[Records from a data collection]
= = = = = = =

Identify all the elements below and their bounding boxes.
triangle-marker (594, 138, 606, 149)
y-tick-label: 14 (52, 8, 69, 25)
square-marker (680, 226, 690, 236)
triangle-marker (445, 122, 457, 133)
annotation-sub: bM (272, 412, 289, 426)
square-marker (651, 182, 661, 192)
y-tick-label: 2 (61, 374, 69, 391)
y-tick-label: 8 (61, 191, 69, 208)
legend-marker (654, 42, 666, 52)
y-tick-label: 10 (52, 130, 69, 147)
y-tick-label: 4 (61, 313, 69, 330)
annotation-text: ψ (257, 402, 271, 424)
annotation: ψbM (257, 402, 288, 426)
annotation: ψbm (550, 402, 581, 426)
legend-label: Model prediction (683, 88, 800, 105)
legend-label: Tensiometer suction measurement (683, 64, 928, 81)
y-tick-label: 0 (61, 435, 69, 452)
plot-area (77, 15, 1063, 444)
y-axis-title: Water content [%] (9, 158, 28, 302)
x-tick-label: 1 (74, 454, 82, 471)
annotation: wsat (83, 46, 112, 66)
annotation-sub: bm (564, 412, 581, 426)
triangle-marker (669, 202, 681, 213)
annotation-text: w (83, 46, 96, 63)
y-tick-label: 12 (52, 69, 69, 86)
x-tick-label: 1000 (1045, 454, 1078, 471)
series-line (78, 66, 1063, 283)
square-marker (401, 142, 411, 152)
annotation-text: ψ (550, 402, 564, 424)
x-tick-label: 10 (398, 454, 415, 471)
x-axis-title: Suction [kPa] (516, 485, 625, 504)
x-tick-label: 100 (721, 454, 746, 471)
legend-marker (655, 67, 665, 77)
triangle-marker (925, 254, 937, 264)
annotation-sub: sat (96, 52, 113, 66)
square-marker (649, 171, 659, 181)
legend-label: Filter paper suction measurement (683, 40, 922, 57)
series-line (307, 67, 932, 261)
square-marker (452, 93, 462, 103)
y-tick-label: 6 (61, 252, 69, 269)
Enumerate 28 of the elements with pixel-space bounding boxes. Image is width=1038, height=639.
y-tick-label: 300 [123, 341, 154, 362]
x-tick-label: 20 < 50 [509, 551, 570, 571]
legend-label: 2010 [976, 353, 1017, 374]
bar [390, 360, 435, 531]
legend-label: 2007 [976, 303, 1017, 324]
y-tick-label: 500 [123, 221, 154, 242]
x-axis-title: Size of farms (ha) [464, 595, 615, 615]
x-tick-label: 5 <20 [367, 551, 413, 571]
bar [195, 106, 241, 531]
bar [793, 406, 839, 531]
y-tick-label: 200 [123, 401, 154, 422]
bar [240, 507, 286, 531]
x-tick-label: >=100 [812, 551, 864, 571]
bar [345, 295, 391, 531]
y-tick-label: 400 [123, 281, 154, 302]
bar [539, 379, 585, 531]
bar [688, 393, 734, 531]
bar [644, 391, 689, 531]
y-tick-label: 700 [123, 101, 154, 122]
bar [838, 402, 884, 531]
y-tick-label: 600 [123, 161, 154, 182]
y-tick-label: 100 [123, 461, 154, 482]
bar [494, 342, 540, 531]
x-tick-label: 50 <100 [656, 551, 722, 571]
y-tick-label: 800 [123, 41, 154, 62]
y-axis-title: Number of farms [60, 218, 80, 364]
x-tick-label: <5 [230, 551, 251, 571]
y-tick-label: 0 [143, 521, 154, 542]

= = = = = = =

### Exercise goal:
Extract every line of the material above and reproduce each one verbatim, in its original order.

### Complete answer:
Identify all the elements below and their bounding boxes.
triangle-marker (594, 138, 606, 149)
y-tick-label: 14 (52, 8, 69, 25)
square-marker (680, 226, 690, 236)
triangle-marker (445, 122, 457, 133)
annotation-sub: bM (272, 412, 289, 426)
square-marker (651, 182, 661, 192)
y-tick-label: 2 (61, 374, 69, 391)
y-tick-label: 8 (61, 191, 69, 208)
legend-marker (654, 42, 666, 52)
y-tick-label: 10 (52, 130, 69, 147)
y-tick-label: 4 (61, 313, 69, 330)
annotation-text: ψ (257, 402, 271, 424)
annotation: ψbM (257, 402, 288, 426)
annotation: ψbm (550, 402, 581, 426)
legend-label: Model prediction (683, 88, 800, 105)
legend-label: Tensiometer suction measurement (683, 64, 928, 81)
y-tick-label: 0 (61, 435, 69, 452)
plot-area (77, 15, 1063, 444)
y-axis-title: Water content [%] (9, 158, 28, 302)
x-tick-label: 1 (74, 454, 82, 471)
annotation: wsat (83, 46, 112, 66)
annotation-sub: bm (564, 412, 581, 426)
triangle-marker (669, 202, 681, 213)
annotation-text: w (83, 46, 96, 63)
y-tick-label: 12 (52, 69, 69, 86)
x-tick-label: 1000 (1045, 454, 1078, 471)
series-line (78, 66, 1063, 283)
square-marker (401, 142, 411, 152)
annotation-text: ψ (550, 402, 564, 424)
x-tick-label: 10 (398, 454, 415, 471)
x-axis-title: Suction [kPa] (516, 485, 625, 504)
x-tick-label: 100 (721, 454, 746, 471)
legend-marker (655, 67, 665, 77)
triangle-marker (925, 254, 937, 264)
annotation-sub: sat (96, 52, 113, 66)
square-marker (649, 171, 659, 181)
legend-label: Filter paper suction measurement (683, 40, 922, 57)
series-line (307, 67, 932, 261)
square-marker (452, 93, 462, 103)
y-tick-label: 6 (61, 252, 69, 269)
Enumerate 28 of the elements with pixel-space bounding boxes. Image is width=1038, height=639.
y-tick-label: 300 [123, 341, 154, 362]
x-tick-label: 20 < 50 [509, 551, 570, 571]
legend-label: 2010 [976, 353, 1017, 374]
bar [390, 360, 435, 531]
legend-label: 2007 [976, 303, 1017, 324]
y-tick-label: 500 [123, 221, 154, 242]
x-axis-title: Size of farms (ha) [464, 595, 615, 615]
x-tick-label: 5 <20 [367, 551, 413, 571]
bar [195, 106, 241, 531]
bar [793, 406, 839, 531]
y-tick-label: 200 [123, 401, 154, 422]
bar [240, 507, 286, 531]
x-tick-label: >=100 [812, 551, 864, 571]
bar [345, 295, 391, 531]
y-tick-label: 400 [123, 281, 154, 302]
bar [539, 379, 585, 531]
bar [688, 393, 734, 531]
bar [644, 391, 689, 531]
y-tick-label: 700 [123, 101, 154, 122]
bar [838, 402, 884, 531]
y-tick-label: 600 [123, 161, 154, 182]
y-tick-label: 100 [123, 461, 154, 482]
bar [494, 342, 540, 531]
x-tick-label: 50 <100 [656, 551, 722, 571]
y-tick-label: 800 [123, 41, 154, 62]
y-axis-title: Number of farms [60, 218, 80, 364]
x-tick-label: <5 [230, 551, 251, 571]
y-tick-label: 0 [143, 521, 154, 542]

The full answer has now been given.